> [REQUIRED ACTION] Pull every line containing the word "whishi" out of the material below.
RECORDS FOR THIS EXERCISE below:
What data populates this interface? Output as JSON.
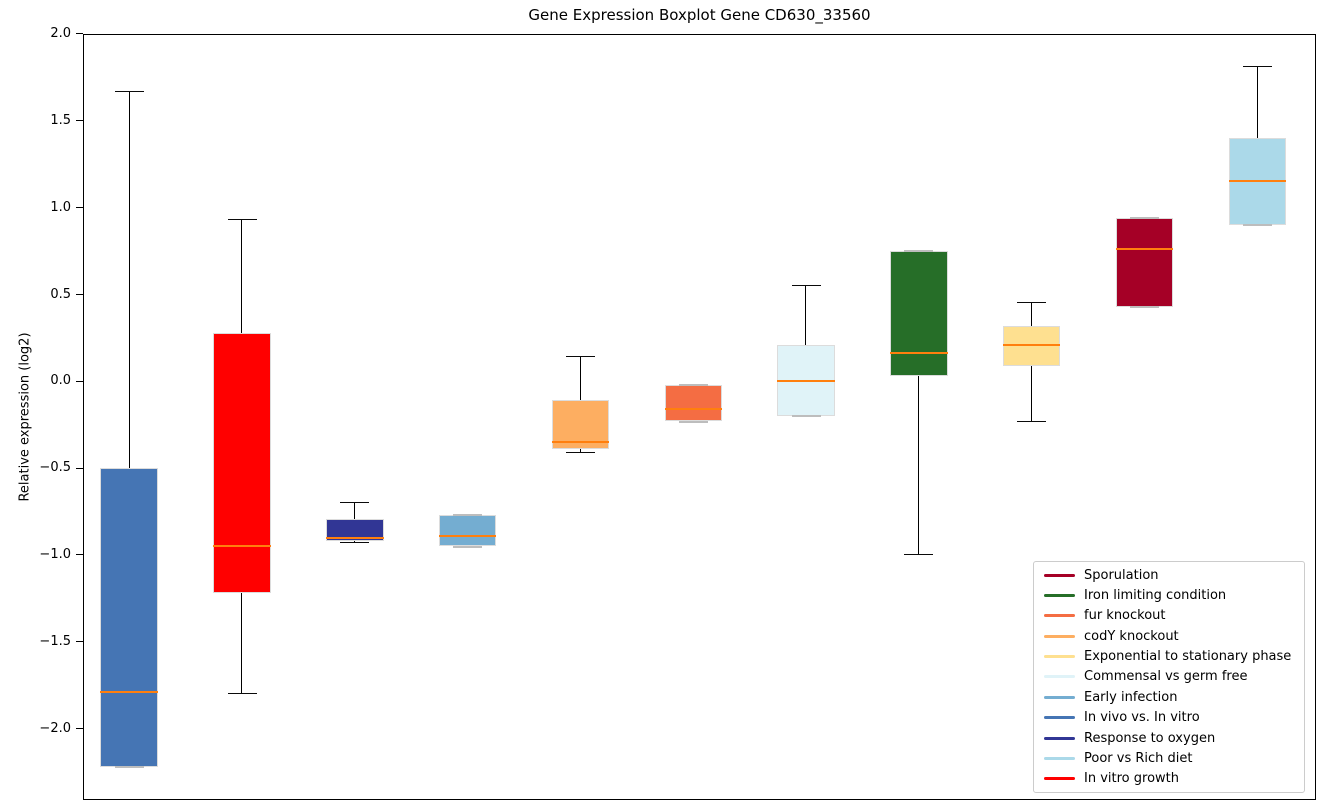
{
  "chart_data": {
    "type": "boxplot",
    "title": "Gene Expression Boxplot Gene CD630_33560",
    "ylabel": "Relative expression (log2)",
    "xlabel": "",
    "grid": false,
    "ylim": [
      -2.41,
      2.0
    ],
    "xlim": [
      0.59,
      11.52
    ],
    "box_width": 0.51,
    "yticks": [
      {
        "value": 2.0,
        "label": "2.0"
      },
      {
        "value": 1.5,
        "label": "1.5"
      },
      {
        "value": 1.0,
        "label": "1.0"
      },
      {
        "value": 0.5,
        "label": "0.5"
      },
      {
        "value": 0.0,
        "label": "0.0"
      },
      {
        "value": -0.5,
        "label": "−0.5"
      },
      {
        "value": -1.0,
        "label": "−1.0"
      },
      {
        "value": -1.5,
        "label": "−1.5"
      },
      {
        "value": -2.0,
        "label": "−2.0"
      }
    ],
    "style_colors": {
      "median": "#ff7f0e",
      "whisker": "#000000",
      "box_edge": "#dcdcdc",
      "zero_length_cap": "#bdbdbd"
    },
    "boxes": [
      {
        "position": 1,
        "condition": "In vivo vs. In vitro",
        "color": "#4575b4",
        "whislo": -2.22,
        "q1": -2.22,
        "med": -1.79,
        "q3": -0.5,
        "whishi": 1.67
      },
      {
        "position": 2,
        "condition": "In vitro growth",
        "color": "#ff0000",
        "whislo": -1.8,
        "q1": -1.22,
        "med": -0.95,
        "q3": 0.28,
        "whishi": 0.93
      },
      {
        "position": 3,
        "condition": "Response to oxygen",
        "color": "#313695",
        "whislo": -0.93,
        "q1": -0.92,
        "med": -0.9,
        "q3": -0.79,
        "whishi": -0.7
      },
      {
        "position": 4,
        "condition": "Early infection",
        "color": "#74add1",
        "whislo": -0.95,
        "q1": -0.95,
        "med": -0.89,
        "q3": -0.77,
        "whishi": -0.77
      },
      {
        "position": 5,
        "condition": "codY knockout",
        "color": "#fdae61",
        "whislo": -0.41,
        "q1": -0.39,
        "med": -0.35,
        "q3": -0.11,
        "whishi": 0.14
      },
      {
        "position": 6,
        "condition": "fur knockout",
        "color": "#f46d43",
        "whislo": -0.23,
        "q1": -0.23,
        "med": -0.16,
        "q3": -0.02,
        "whishi": -0.02
      },
      {
        "position": 7,
        "condition": "Commensal vs germ free",
        "color": "#e0f3f8",
        "whislo": -0.2,
        "q1": -0.2,
        "med": 0.0,
        "q3": 0.21,
        "whishi": 0.55
      },
      {
        "position": 8,
        "condition": "Iron limiting condition",
        "color": "#266e28",
        "whislo": -1.0,
        "q1": 0.03,
        "med": 0.16,
        "q3": 0.75,
        "whishi": 0.75
      },
      {
        "position": 9,
        "condition": "Exponential to stationary phase",
        "color": "#fee090",
        "whislo": -0.23,
        "q1": 0.09,
        "med": 0.21,
        "q3": 0.32,
        "whishi": 0.45
      },
      {
        "position": 10,
        "condition": "Sporulation",
        "color": "#a50026",
        "whislo": 0.43,
        "q1": 0.43,
        "med": 0.76,
        "q3": 0.94,
        "whishi": 0.94
      },
      {
        "position": 11,
        "condition": "Poor vs Rich diet",
        "color": "#abd9e9",
        "whislo": 0.9,
        "q1": 0.9,
        "med": 1.15,
        "q3": 1.4,
        "whishi": 1.81
      }
    ],
    "legend": {
      "location": "lower right",
      "entries": [
        {
          "label": "Sporulation",
          "color": "#a50026"
        },
        {
          "label": "Iron limiting condition",
          "color": "#266e28"
        },
        {
          "label": "fur knockout",
          "color": "#f46d43"
        },
        {
          "label": "codY knockout",
          "color": "#fdae61"
        },
        {
          "label": "Exponential to stationary phase",
          "color": "#fee090"
        },
        {
          "label": "Commensal vs germ free",
          "color": "#e0f3f8"
        },
        {
          "label": "Early infection",
          "color": "#74add1"
        },
        {
          "label": "In vivo vs. In vitro",
          "color": "#4575b4"
        },
        {
          "label": "Response to oxygen",
          "color": "#313695"
        },
        {
          "label": "Poor vs Rich diet",
          "color": "#abd9e9"
        },
        {
          "label": "In vitro growth",
          "color": "#ff0000"
        }
      ]
    }
  }
}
End of RECORDS FOR THIS EXERCISE.
> [ANSWER TO THIS TASK]
        "whishi": 1.67
        "whishi": 0.93
        "whishi": -0.7
        "whishi": -0.77
        "whishi": 0.14
        "whishi": -0.02
        "whishi": 0.55
        "whishi": 0.75
        "whishi": 0.45
        "whishi": 0.94
        "whishi": 1.81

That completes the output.